GIVEN RECORDS

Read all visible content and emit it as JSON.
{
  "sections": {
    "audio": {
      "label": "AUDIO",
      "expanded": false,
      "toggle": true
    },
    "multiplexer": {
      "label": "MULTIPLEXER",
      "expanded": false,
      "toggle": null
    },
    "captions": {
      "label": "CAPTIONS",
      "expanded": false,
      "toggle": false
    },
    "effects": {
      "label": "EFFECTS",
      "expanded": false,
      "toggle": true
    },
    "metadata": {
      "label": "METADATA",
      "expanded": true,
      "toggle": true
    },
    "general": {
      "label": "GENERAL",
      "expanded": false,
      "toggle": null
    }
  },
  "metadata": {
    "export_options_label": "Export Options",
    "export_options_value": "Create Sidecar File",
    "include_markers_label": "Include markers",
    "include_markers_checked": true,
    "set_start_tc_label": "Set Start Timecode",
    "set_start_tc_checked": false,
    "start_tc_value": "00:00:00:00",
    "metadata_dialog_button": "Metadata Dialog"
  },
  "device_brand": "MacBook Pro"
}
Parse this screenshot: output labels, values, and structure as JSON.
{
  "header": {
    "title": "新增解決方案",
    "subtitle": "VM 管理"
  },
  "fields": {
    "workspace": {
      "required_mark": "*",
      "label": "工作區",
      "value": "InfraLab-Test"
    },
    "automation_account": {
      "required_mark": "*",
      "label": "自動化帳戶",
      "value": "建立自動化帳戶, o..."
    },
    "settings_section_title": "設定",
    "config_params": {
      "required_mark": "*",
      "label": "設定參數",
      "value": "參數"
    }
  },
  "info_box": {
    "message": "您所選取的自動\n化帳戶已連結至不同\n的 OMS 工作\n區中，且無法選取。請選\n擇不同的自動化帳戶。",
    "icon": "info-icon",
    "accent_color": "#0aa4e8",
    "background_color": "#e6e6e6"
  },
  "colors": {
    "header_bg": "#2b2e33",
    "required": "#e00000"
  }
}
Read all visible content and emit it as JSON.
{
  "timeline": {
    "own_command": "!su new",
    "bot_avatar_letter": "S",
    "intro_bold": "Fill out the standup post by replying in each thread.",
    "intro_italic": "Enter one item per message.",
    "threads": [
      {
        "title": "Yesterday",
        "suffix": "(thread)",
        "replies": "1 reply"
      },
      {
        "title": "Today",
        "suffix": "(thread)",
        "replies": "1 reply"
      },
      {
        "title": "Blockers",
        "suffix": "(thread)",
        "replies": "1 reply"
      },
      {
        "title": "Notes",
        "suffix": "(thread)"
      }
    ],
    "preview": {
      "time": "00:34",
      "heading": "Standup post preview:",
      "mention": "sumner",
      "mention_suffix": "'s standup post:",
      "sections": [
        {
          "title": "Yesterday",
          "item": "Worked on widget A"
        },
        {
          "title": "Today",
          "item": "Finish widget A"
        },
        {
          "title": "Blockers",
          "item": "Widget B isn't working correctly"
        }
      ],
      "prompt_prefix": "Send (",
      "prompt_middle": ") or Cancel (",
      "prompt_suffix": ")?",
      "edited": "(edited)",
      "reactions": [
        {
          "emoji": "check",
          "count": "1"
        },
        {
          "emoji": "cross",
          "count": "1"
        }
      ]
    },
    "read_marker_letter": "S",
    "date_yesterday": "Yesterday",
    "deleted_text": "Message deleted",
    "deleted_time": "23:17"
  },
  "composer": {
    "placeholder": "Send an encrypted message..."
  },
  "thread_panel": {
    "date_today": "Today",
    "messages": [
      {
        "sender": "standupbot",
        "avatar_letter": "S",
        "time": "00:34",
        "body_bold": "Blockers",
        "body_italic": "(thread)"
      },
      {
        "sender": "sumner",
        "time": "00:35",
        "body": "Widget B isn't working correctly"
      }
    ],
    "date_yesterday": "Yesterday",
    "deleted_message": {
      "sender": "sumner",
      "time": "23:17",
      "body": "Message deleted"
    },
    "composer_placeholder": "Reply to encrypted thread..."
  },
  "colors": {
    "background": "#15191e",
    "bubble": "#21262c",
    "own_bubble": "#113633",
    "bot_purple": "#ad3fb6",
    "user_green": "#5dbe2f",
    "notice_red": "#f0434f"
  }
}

SHORT PROBLEM
Using the data above, repeat every line exactly.

EXERCISE SOLUTION
Read all visible content and emit it as JSON.
{
  "sections": {
    "audio": {
      "label": "AUDIO",
      "expanded": false,
      "toggle": true
    },
    "multiplexer": {
      "label": "MULTIPLEXER",
      "expanded": false,
      "toggle": null
    },
    "captions": {
      "label": "CAPTIONS",
      "expanded": false,
      "toggle": false
    },
    "effects": {
      "label": "EFFECTS",
      "expanded": false,
      "toggle": true
    },
    "metadata": {
      "label": "METADATA",
      "expanded": true,
      "toggle": true
    },
    "general": {
      "label": "GENERAL",
      "expanded": false,
      "toggle": null
    }
  },
  "metadata": {
    "export_options_label": "Export Options",
    "export_options_value": "Create Sidecar File",
    "include_markers_label": "Include markers",
    "include_markers_checked": true,
    "set_start_tc_label": "Set Start Timecode",
    "set_start_tc_checked": false,
    "start_tc_value": "00:00:00:00",
    "metadata_dialog_button": "Metadata Dialog"
  },
  "device_brand": "MacBook Pro"
}
Parse this screenshot: output labels, values, and structure as JSON.
{
  "header": {
    "title": "新增解決方案",
    "subtitle": "VM 管理"
  },
  "fields": {
    "workspace": {
      "required_mark": "*",
      "label": "工作區",
      "value": "InfraLab-Test"
    },
    "automation_account": {
      "required_mark": "*",
      "label": "自動化帳戶",
      "value": "建立自動化帳戶, o..."
    },
    "settings_section_title": "設定",
    "config_params": {
      "required_mark": "*",
      "label": "設定參數",
      "value": "參數"
    }
  },
  "info_box": {
    "message": "您所選取的自動\n化帳戶已連結至不同\n的 OMS 工作\n區中，且無法選取。請選\n擇不同的自動化帳戶。",
    "icon": "info-icon",
    "accent_color": "#0aa4e8",
    "background_color": "#e6e6e6"
  },
  "colors": {
    "header_bg": "#2b2e33",
    "required": "#e00000"
  }
}
Read all visible content and emit it as JSON.
{
  "timeline": {
    "own_command": "!su new",
    "bot_avatar_letter": "S",
    "intro_bold": "Fill out the standup post by replying in each thread.",
    "intro_italic": "Enter one item per message.",
    "threads": [
      {
        "title": "Yesterday",
        "suffix": "(thread)",
        "replies": "1 reply"
      },
      {
        "title": "Today",
        "suffix": "(thread)",
        "replies": "1 reply"
      },
      {
        "title": "Blockers",
        "suffix": "(thread)",
        "replies": "1 reply"
      },
      {
        "title": "Notes",
        "suffix": "(thread)"
      }
    ],
    "preview": {
      "time": "00:34",
      "heading": "Standup post preview:",
      "mention": "sumner",
      "mention_suffix": "'s standup post:",
      "sections": [
        {
          "title": "Yesterday",
          "item": "Worked on widget A"
        },
        {
          "title": "Today",
          "item": "Finish widget A"
        },
        {
          "title": "Blockers",
          "item": "Widget B isn't working correctly"
        }
      ],
      "prompt_prefix": "Send (",
      "prompt_middle": ") or Cancel (",
      "prompt_suffix": ")?",
      "edited": "(edited)",
      "reactions": [
        {
          "emoji": "check",
          "count": "1"
        },
        {
          "emoji": "cross",
          "count": "1"
        }
      ]
    },
    "read_marker_letter": "S",
    "date_yesterday": "Yesterday",
    "deleted_text": "Message deleted",
    "deleted_time": "23:17"
  },
  "composer": {
    "placeholder": "Send an encrypted message..."
  },
  "thread_panel": {
    "date_today": "Today",
    "messages": [
      {
        "sender": "standupbot",
        "avatar_letter": "S",
        "time": "00:34",
        "body_bold": "Blockers",
        "body_italic": "(thread)"
      },
      {
        "sender": "sumner",
        "time": "00:35",
        "body": "Widget B isn't working correctly"
      }
    ],
    "date_yesterday": "Yesterday",
    "deleted_message": {
      "sender": "sumner",
      "time": "23:17",
      "body": "Message deleted"
    },
    "composer_placeholder": "Reply to encrypted thread..."
  },
  "colors": {
    "background": "#15191e",
    "bubble": "#21262c",
    "own_bubble": "#113633",
    "bot_purple": "#ad3fb6",
    "user_green": "#5dbe2f",
    "notice_red": "#f0434f"
  }
}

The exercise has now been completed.